**REQUEST**
Every line of the material that follows must be printed again exactly.

**STORED DATA**
################
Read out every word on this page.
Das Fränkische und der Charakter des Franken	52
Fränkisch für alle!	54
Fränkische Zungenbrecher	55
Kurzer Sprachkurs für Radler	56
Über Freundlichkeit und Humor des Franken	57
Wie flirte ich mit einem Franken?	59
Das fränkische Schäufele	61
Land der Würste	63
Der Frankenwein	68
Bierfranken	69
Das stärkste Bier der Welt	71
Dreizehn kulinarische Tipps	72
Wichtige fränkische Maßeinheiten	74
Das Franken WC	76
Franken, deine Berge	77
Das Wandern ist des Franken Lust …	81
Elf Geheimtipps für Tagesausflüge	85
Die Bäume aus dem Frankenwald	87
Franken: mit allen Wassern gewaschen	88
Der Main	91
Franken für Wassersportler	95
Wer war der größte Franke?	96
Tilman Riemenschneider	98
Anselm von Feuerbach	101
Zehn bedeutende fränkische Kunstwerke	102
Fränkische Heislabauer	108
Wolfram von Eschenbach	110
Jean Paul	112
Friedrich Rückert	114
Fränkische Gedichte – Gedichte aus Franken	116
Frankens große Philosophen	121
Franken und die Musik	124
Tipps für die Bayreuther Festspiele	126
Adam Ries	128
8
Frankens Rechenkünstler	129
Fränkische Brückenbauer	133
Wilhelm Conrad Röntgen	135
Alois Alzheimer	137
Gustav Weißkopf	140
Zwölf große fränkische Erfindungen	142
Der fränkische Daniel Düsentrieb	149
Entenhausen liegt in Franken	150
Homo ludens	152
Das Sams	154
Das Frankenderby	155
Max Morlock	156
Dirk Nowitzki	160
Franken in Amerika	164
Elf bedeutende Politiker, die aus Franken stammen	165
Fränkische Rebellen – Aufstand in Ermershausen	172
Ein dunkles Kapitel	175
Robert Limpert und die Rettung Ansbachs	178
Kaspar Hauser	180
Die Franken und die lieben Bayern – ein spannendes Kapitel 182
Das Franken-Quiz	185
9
################
**SOLVED EXERCISE**
Read out every word on this page.
Das Fränkische und der Charakter des Franken	52
Fränkisch für alle!	54
Fränkische Zungenbrecher	55
Kurzer Sprachkurs für Radler	56
Über Freundlichkeit und Humor des Franken	57
Wie flirte ich mit einem Franken?	59
Das fränkische Schäufele	61
Land der Würste	63
Der Frankenwein	68
Bierfranken	69
Das stärkste Bier der Welt	71
Dreizehn kulinarische Tipps	72
Wichtige fränkische Maßeinheiten	74
Das Franken WC	76
Franken, deine Berge	77
Das Wandern ist des Franken Lust …	81
Elf Geheimtipps für Tagesausflüge	85
Die Bäume aus dem Frankenwald	87
Franken: mit allen Wassern gewaschen	88
Der Main	91
Franken für Wassersportler	95
Wer war der größte Franke?	96
Tilman Riemenschneider	98
Anselm von Feuerbach	101
Zehn bedeutende fränkische Kunstwerke	102
Fränkische Heislabauer	108
Wolfram von Eschenbach	110
Jean Paul	112
Friedrich Rückert	114
Fränkische Gedichte – Gedichte aus Franken	116
Frankens große Philosophen	121
Franken und die Musik	124
Tipps für die Bayreuther Festspiele	126
Adam Ries	128
8
Frankens Rechenkünstler	129
Fränkische Brückenbauer	133
Wilhelm Conrad Röntgen	135
Alois Alzheimer	137
Gustav Weißkopf	140
Zwölf große fränkische Erfindungen	142
Der fränkische Daniel Düsentrieb	149
Entenhausen liegt in Franken	150
Homo ludens	152
Das Sams	154
Das Frankenderby	155
Max Morlock	156
Dirk Nowitzki	160
Franken in Amerika	164
Elf bedeutende Politiker, die aus Franken stammen	165
Fränkische Rebellen – Aufstand in Ermershausen	172
Ein dunkles Kapitel	175
Robert Limpert und die Rettung Ansbachs	178
Kaspar Hauser	180
Die Franken und die lieben Bayern – ein spannendes Kapitel 182
Das Franken-Quiz	185
9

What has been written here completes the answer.